-- START OF RECORDS SHOWN --

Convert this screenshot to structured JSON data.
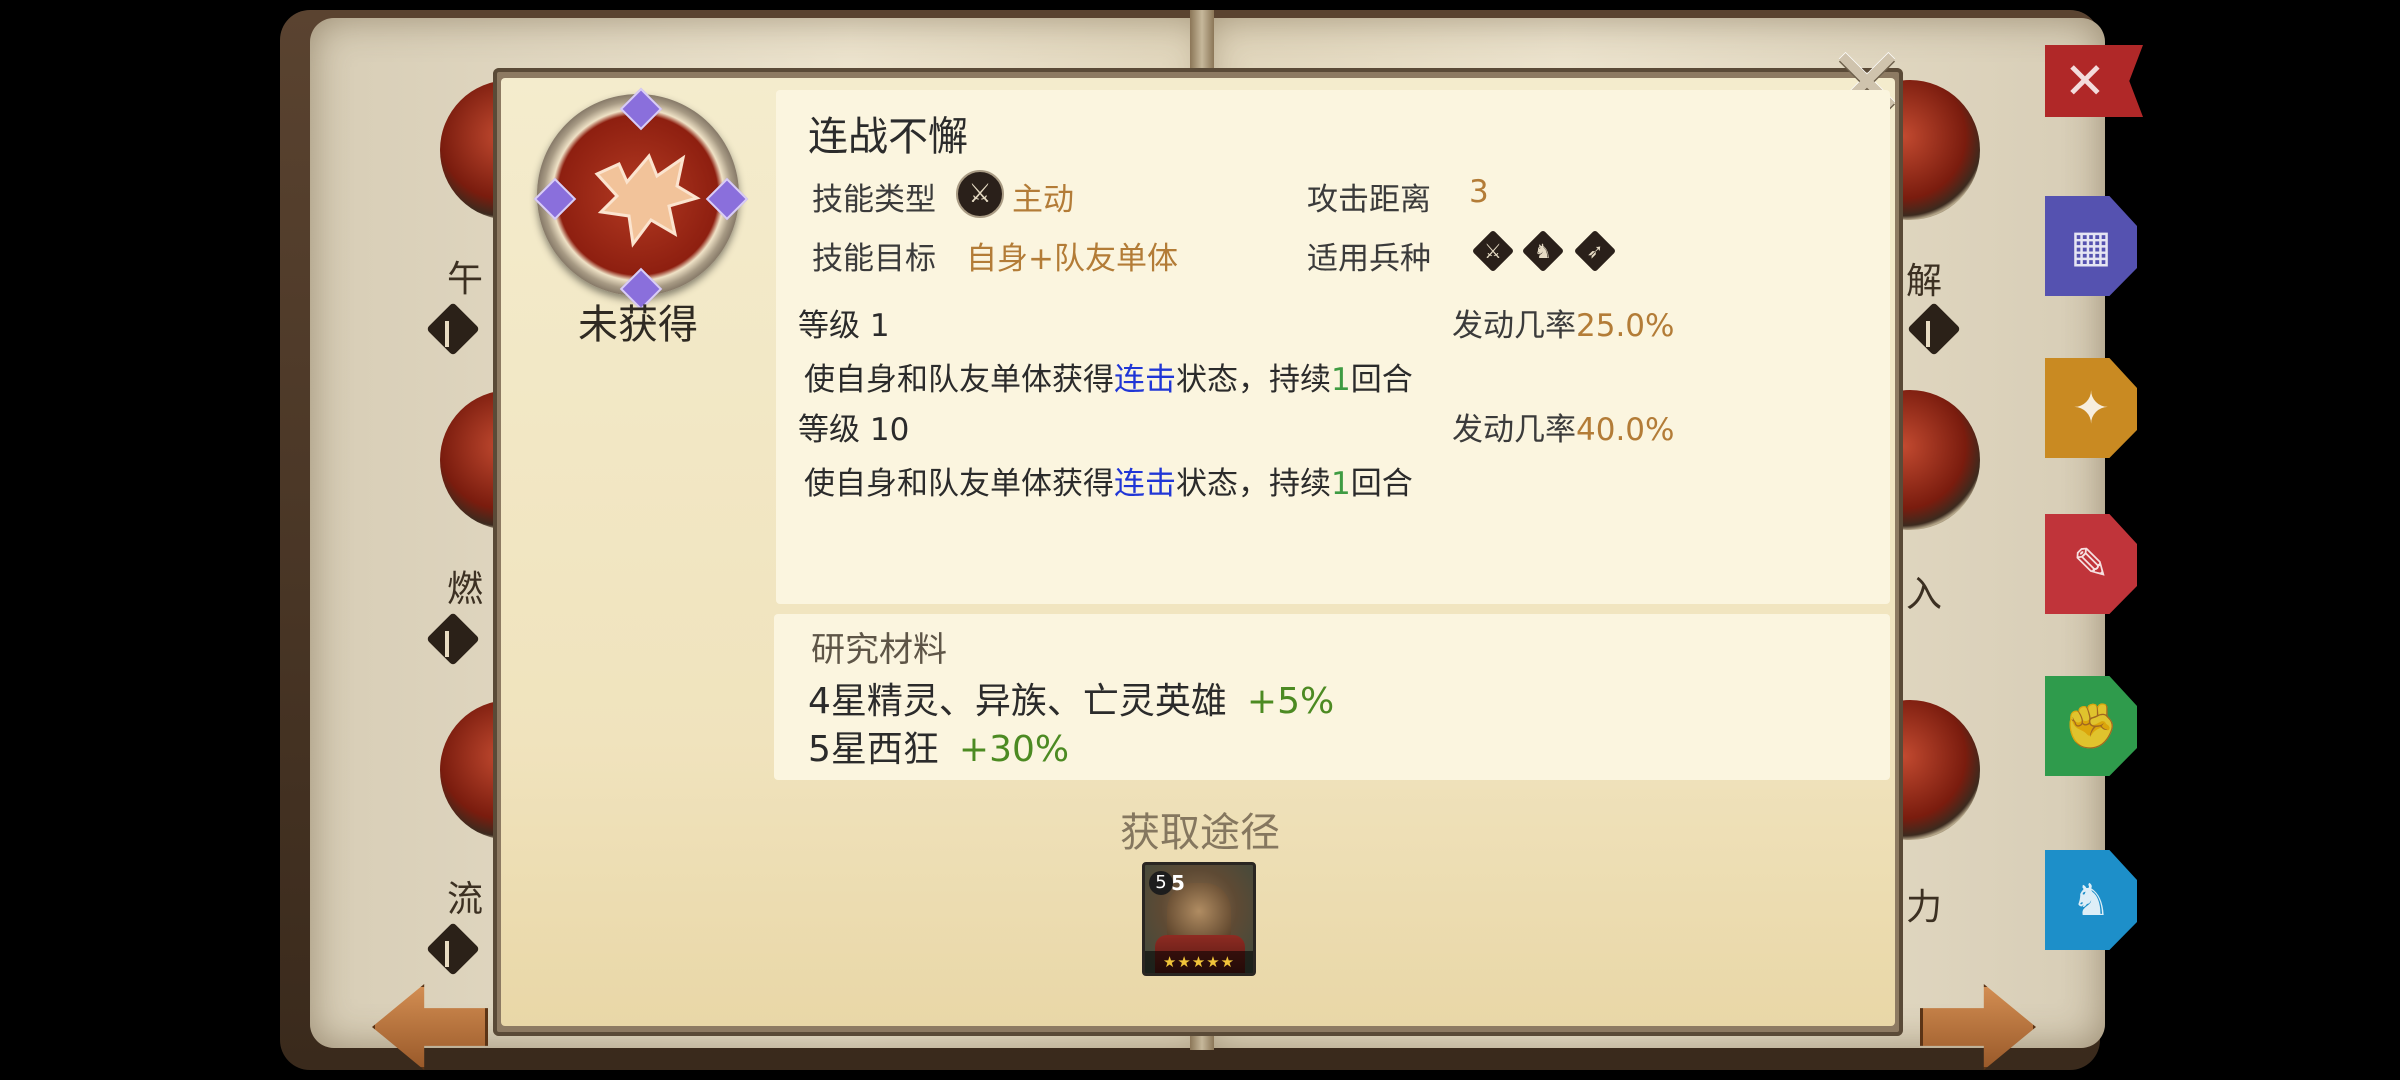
{
  "colors": {
    "accent_value": "#b37c37",
    "link_blue": "#2036d6",
    "duration_green": "#3e9b42",
    "bonus_green": "#4c8a22",
    "close_tab_red": "#b02828"
  },
  "background": {
    "list_items": [
      {
        "label": "午",
        "badge_icon": "sword-icon"
      },
      {
        "label": "燃",
        "badge_icon": "sword-icon"
      },
      {
        "label": "流",
        "badge_icon": "sword-icon"
      }
    ],
    "right_list_items": [
      {
        "label": "解",
        "badge_icon": "bow-icon"
      },
      {
        "label": "入"
      },
      {
        "label": "力"
      }
    ],
    "side_tabs": [
      {
        "icon": "grid-icon",
        "color": "#5552b0"
      },
      {
        "icon": "compass-icon",
        "color": "#c98a22"
      },
      {
        "icon": "skill-icon",
        "color": "#c0343a"
      },
      {
        "icon": "fist-icon",
        "color": "#2f9b4c"
      },
      {
        "icon": "horse-icon",
        "color": "#1d8fc9"
      }
    ]
  },
  "skill": {
    "status": "未获得",
    "name": "连战不懈",
    "type_label": "技能类型",
    "type_value": "主动",
    "range_label": "攻击距离",
    "range_value": "3",
    "target_label": "技能目标",
    "target_value": "自身+队友单体",
    "unit_label": "适用兵种",
    "unit_icons": [
      "sword-icon",
      "horse-icon",
      "bow-icon"
    ],
    "levels": [
      {
        "level_text": "等级 1",
        "rate_label": "发动几率",
        "rate_value": "25.0%",
        "desc_pre": "使自身和队友单体获得",
        "desc_link": "连击",
        "desc_mid": "状态，持续",
        "desc_num": "1",
        "desc_post": "回合"
      },
      {
        "level_text": "等级 10",
        "rate_label": "发动几率",
        "rate_value": "40.0%",
        "desc_pre": "使自身和队友单体获得",
        "desc_link": "连击",
        "desc_mid": "状态，持续",
        "desc_num": "1",
        "desc_post": "回合"
      }
    ]
  },
  "research": {
    "title": "研究材料",
    "items": [
      {
        "text": "4星精灵、异族、亡灵英雄",
        "bonus": "+5%"
      },
      {
        "text": "5星西狂",
        "bonus": "+30%"
      }
    ]
  },
  "source": {
    "title": "获取途径",
    "hero": {
      "level_badge": "5",
      "count": "5",
      "stars": "★★★★★"
    }
  }
}
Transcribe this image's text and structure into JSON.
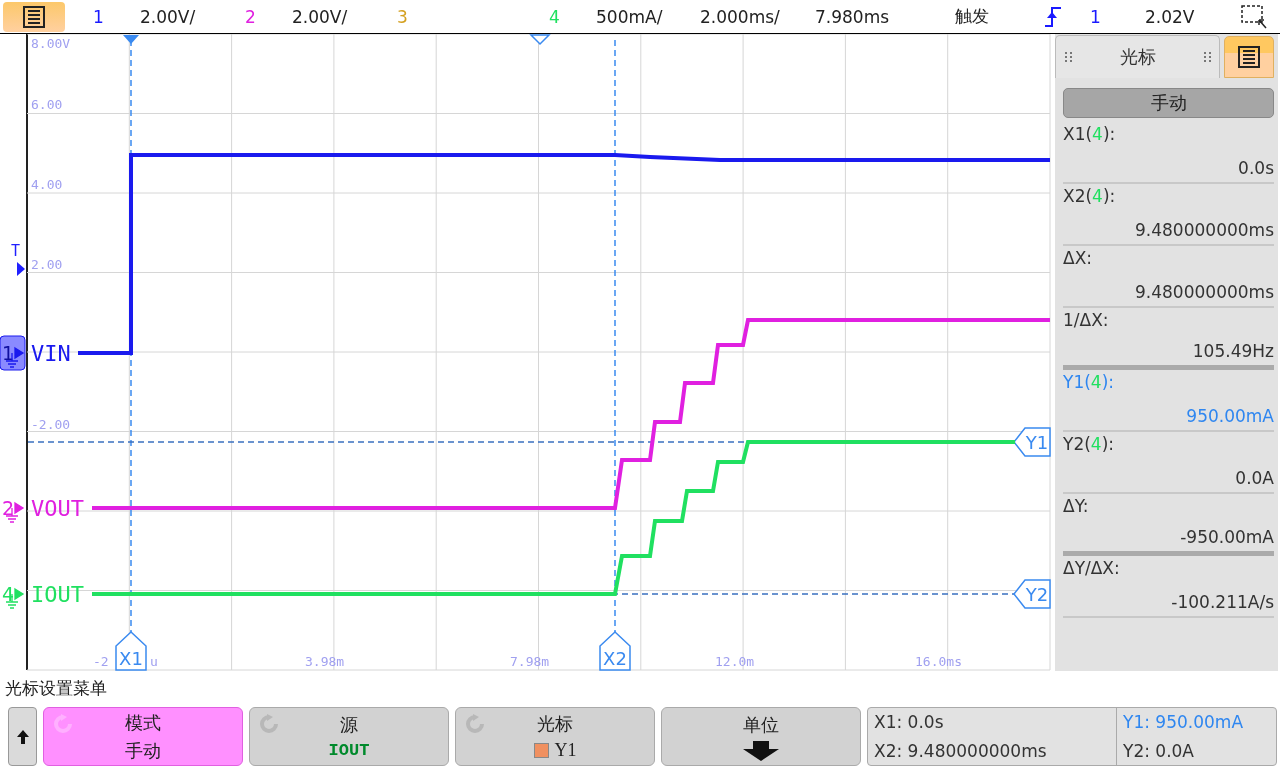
{
  "top_bar": {
    "channels": [
      {
        "number": "1",
        "scale": "2.00V/",
        "color": "#1a1aff"
      },
      {
        "number": "2",
        "scale": "2.00V/",
        "color": "#e020e0"
      },
      {
        "number": "3",
        "color": "#d4a020"
      },
      {
        "number": "4",
        "scale": "500mA/",
        "color": "#20e060"
      }
    ],
    "timebase": "2.000ms/",
    "delay": "7.980ms",
    "trigger": {
      "label": "触发",
      "source": "1",
      "level": "2.02V"
    }
  },
  "scope": {
    "y_labels": [
      "8.00V",
      "6.00",
      "4.00",
      "2.00",
      "-2.00"
    ],
    "x_labels": [
      "-2",
      "u",
      "3.98m",
      "7.98m",
      "12.0m",
      "16.0ms"
    ],
    "trigger_marker": "T",
    "traces": [
      {
        "number": "1",
        "label": "VIN",
        "color": "#1a1aee",
        "selected": true
      },
      {
        "number": "2",
        "label": "VOUT",
        "color": "#e020e0",
        "selected": false
      },
      {
        "number": "4",
        "label": "IOUT",
        "color": "#20e060",
        "selected": false
      }
    ],
    "cursors": [
      {
        "label": "X1",
        "kind": "x"
      },
      {
        "label": "X2",
        "kind": "x"
      },
      {
        "label": "Y1",
        "kind": "y"
      },
      {
        "label": "Y2",
        "kind": "y"
      }
    ]
  },
  "cursor_panel": {
    "tab": "光标",
    "mode": "手动",
    "rows": [
      {
        "label": "X1(",
        "source": "4",
        "label_end": "):",
        "value": "0.0s",
        "selected": false,
        "thick_rule": false
      },
      {
        "label": "X2(",
        "source": "4",
        "label_end": "):",
        "value": "9.480000000ms",
        "selected": false,
        "thick_rule": false
      },
      {
        "label": "ΔX:",
        "value": "9.480000000ms",
        "selected": false,
        "thick_rule": false
      },
      {
        "label": "1/ΔX:",
        "value": "105.49Hz",
        "selected": false,
        "thick_rule": true
      },
      {
        "label": "Y1(",
        "source": "4",
        "label_end": "):",
        "value": "950.00mA",
        "selected": true,
        "thick_rule": false
      },
      {
        "label": "Y2(",
        "source": "4",
        "label_end": "):",
        "value": "0.0A",
        "selected": false,
        "thick_rule": false
      },
      {
        "label": "ΔY:",
        "value": "-950.00mA",
        "selected": false,
        "thick_rule": true
      },
      {
        "label": "ΔY/ΔX:",
        "value": "-100.211A/s",
        "selected": false,
        "thick_rule": false
      }
    ]
  },
  "menu_title": "光标设置菜单",
  "softkeys": [
    {
      "kind": "text",
      "label": "模式",
      "value": "手动",
      "selected": true
    },
    {
      "kind": "source",
      "label": "源",
      "value": "IOUT",
      "selected": false
    },
    {
      "kind": "swatch",
      "label": "光标",
      "value": "Y1",
      "selected": false
    },
    {
      "kind": "arrow",
      "label": "单位",
      "selected": false
    }
  ],
  "readout": [
    [
      {
        "text": "X1: 0.0s",
        "selected": false
      },
      {
        "text": "X2: 9.480000000ms",
        "selected": false
      }
    ],
    [
      {
        "text": "Y1: 950.00mA",
        "selected": true
      },
      {
        "text": "Y2: 0.0A",
        "selected": false
      }
    ]
  ]
}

-- END OF RECORDS SHOWN --

### WHAT YOU ARE ASKED TO DO:
In the entries above, count each line holding "JSON" and report the total and nothing more.

### SOLUTION TO THIS TASK:
2